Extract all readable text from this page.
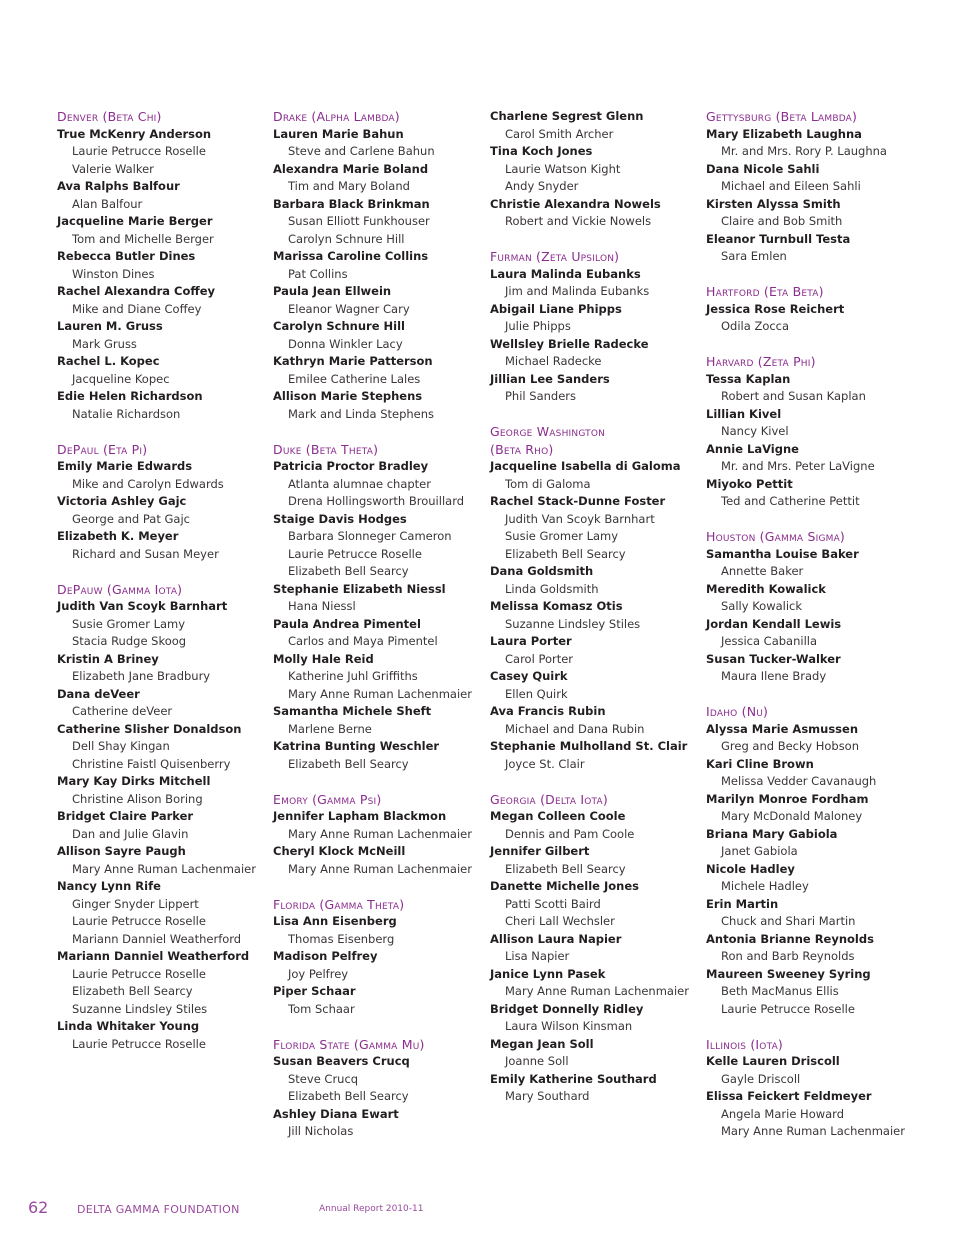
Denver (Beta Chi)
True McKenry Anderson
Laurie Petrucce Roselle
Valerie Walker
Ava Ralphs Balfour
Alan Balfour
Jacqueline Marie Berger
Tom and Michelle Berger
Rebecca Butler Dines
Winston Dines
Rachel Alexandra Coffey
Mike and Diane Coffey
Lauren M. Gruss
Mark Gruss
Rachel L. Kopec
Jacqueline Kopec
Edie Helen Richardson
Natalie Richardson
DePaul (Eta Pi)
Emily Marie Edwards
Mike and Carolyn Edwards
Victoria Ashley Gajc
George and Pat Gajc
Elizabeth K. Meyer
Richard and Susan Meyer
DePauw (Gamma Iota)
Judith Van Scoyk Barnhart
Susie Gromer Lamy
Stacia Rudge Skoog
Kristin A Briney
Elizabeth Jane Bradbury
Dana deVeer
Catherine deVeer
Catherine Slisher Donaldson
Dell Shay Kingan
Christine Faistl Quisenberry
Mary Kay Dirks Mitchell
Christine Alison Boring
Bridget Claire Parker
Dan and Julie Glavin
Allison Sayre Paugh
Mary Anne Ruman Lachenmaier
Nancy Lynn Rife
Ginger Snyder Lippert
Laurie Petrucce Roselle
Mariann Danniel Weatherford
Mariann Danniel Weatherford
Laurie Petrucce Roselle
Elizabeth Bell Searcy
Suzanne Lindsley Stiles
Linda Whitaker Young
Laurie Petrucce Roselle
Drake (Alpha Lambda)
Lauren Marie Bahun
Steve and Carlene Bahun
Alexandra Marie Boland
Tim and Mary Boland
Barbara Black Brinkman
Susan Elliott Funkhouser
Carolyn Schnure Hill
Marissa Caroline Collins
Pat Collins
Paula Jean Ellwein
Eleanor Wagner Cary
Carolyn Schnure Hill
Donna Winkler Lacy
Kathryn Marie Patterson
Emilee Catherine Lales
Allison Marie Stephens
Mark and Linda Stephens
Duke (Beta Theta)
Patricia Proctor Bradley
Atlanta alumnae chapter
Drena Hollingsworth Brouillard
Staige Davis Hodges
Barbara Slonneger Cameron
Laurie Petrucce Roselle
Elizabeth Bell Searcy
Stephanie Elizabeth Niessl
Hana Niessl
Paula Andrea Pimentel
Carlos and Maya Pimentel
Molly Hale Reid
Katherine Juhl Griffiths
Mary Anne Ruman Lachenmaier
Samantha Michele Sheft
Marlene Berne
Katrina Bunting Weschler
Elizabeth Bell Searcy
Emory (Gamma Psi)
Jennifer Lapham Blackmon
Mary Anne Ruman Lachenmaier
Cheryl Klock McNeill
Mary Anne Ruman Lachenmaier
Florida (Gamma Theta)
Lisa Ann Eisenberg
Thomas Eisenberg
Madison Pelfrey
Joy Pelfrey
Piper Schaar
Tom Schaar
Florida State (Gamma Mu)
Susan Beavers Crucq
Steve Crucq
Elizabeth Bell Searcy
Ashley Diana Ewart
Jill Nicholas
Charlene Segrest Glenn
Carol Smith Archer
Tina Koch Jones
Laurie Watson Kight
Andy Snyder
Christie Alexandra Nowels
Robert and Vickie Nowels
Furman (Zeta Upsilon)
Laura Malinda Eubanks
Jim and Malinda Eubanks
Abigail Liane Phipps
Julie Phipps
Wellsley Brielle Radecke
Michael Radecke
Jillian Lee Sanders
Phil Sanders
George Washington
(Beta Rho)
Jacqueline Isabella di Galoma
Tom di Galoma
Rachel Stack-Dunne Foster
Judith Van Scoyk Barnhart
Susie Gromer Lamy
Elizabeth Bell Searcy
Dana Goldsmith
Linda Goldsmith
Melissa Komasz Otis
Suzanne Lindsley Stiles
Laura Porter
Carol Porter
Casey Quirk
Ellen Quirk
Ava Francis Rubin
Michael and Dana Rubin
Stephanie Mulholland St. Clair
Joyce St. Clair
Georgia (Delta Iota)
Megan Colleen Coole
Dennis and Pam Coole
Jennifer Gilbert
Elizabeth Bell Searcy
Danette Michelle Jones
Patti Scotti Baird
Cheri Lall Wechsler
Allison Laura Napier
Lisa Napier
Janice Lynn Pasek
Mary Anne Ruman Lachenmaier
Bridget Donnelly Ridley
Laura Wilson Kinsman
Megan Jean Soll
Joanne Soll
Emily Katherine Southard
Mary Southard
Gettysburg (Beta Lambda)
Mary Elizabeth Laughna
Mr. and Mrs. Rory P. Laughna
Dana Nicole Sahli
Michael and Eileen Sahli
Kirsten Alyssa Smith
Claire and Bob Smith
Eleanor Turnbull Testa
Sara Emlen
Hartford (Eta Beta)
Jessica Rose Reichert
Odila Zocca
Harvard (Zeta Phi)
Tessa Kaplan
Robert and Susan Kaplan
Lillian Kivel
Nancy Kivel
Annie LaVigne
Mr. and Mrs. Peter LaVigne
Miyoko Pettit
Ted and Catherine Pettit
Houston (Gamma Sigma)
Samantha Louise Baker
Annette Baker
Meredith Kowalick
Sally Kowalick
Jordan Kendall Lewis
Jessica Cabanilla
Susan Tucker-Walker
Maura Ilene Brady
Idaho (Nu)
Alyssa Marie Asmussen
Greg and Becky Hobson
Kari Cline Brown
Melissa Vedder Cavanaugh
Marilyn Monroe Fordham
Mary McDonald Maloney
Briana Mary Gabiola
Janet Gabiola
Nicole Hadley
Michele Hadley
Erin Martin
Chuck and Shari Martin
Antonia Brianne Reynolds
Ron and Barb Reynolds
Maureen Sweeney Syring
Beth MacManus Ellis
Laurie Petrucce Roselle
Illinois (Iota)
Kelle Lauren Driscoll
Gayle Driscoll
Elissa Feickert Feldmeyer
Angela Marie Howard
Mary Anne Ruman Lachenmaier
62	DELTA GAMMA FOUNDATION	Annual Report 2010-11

----

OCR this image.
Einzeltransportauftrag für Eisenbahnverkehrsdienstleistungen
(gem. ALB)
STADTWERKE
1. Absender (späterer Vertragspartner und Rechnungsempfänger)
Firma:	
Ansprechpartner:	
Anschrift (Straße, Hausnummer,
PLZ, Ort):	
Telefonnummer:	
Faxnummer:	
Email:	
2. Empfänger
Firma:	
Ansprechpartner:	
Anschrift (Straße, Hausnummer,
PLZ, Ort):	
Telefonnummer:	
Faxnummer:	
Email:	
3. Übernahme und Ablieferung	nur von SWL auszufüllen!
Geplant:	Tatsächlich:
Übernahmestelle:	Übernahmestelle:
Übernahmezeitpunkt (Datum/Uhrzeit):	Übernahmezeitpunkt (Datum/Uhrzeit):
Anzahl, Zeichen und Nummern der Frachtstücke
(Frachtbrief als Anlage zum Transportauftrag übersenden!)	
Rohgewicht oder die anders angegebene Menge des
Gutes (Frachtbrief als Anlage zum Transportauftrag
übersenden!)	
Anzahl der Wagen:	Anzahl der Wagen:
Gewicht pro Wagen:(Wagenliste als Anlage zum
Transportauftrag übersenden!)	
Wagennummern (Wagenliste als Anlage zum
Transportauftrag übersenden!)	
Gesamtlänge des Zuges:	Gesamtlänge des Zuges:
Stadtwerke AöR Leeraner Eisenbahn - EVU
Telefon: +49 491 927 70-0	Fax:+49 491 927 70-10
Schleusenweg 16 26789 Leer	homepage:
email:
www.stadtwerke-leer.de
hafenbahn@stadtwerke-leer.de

----

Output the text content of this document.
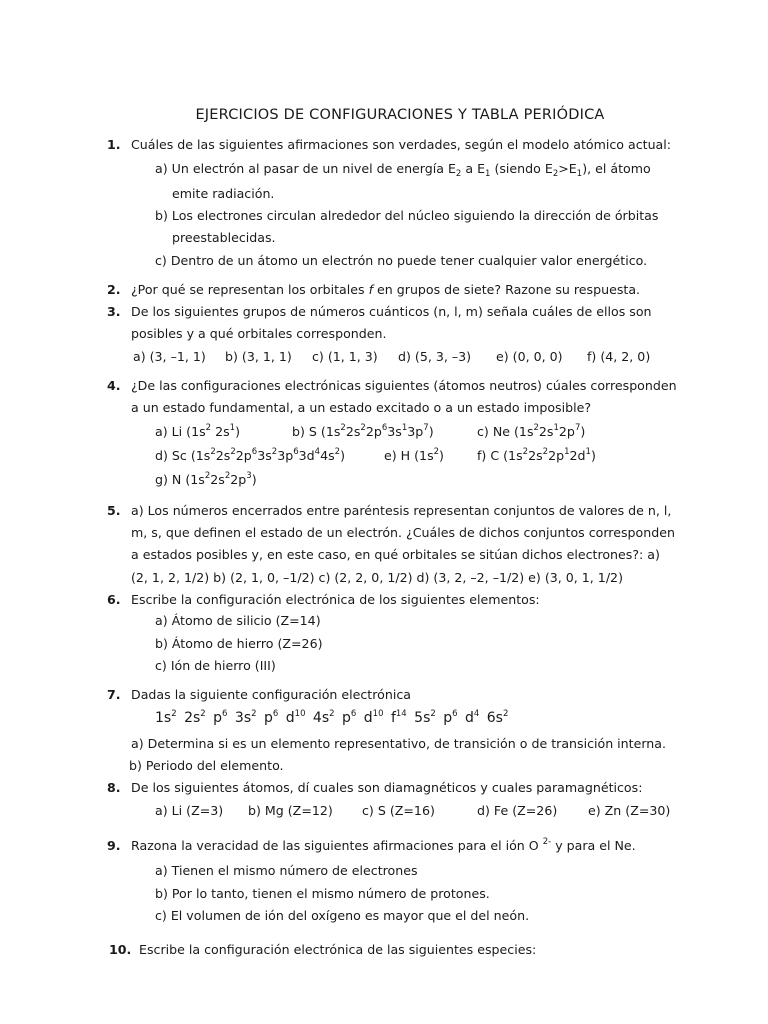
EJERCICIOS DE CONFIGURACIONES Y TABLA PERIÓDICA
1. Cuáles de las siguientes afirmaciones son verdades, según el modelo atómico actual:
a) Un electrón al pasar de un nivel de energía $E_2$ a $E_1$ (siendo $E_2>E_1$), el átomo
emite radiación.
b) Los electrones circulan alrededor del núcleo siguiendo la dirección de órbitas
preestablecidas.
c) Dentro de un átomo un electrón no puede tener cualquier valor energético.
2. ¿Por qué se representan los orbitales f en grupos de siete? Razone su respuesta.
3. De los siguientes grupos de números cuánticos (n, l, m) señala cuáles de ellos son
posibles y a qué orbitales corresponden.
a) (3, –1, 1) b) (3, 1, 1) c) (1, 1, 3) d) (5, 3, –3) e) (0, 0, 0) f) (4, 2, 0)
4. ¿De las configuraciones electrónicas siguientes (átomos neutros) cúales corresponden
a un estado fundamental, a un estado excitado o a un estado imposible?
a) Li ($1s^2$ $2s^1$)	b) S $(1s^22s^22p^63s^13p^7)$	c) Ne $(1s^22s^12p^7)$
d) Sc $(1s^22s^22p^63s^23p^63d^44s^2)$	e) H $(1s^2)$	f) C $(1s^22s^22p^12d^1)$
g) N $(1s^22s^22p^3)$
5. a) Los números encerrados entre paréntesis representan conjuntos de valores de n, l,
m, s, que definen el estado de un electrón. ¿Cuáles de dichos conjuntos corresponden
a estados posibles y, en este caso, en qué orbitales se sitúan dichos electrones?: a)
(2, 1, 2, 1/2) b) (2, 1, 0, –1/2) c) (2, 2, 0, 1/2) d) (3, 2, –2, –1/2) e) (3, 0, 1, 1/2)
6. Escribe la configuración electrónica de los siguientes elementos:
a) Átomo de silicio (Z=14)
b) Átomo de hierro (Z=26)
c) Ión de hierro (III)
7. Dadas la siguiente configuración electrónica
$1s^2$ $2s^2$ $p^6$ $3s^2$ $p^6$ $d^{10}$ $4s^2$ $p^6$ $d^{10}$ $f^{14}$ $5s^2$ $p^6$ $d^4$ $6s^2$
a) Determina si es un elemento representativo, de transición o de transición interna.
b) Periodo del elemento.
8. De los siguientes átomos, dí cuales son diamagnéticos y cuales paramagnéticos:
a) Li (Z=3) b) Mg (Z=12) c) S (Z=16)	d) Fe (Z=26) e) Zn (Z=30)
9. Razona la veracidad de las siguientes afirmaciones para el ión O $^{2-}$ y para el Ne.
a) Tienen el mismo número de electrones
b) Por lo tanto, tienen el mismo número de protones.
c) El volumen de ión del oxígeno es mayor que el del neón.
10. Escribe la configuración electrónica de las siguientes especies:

----

- _Exercise requirements_: List the lines of the material in which the word "this" occurs.

- _Answer_:
Extract all readable text from this page.
OCR this image.
Output the text content of this document.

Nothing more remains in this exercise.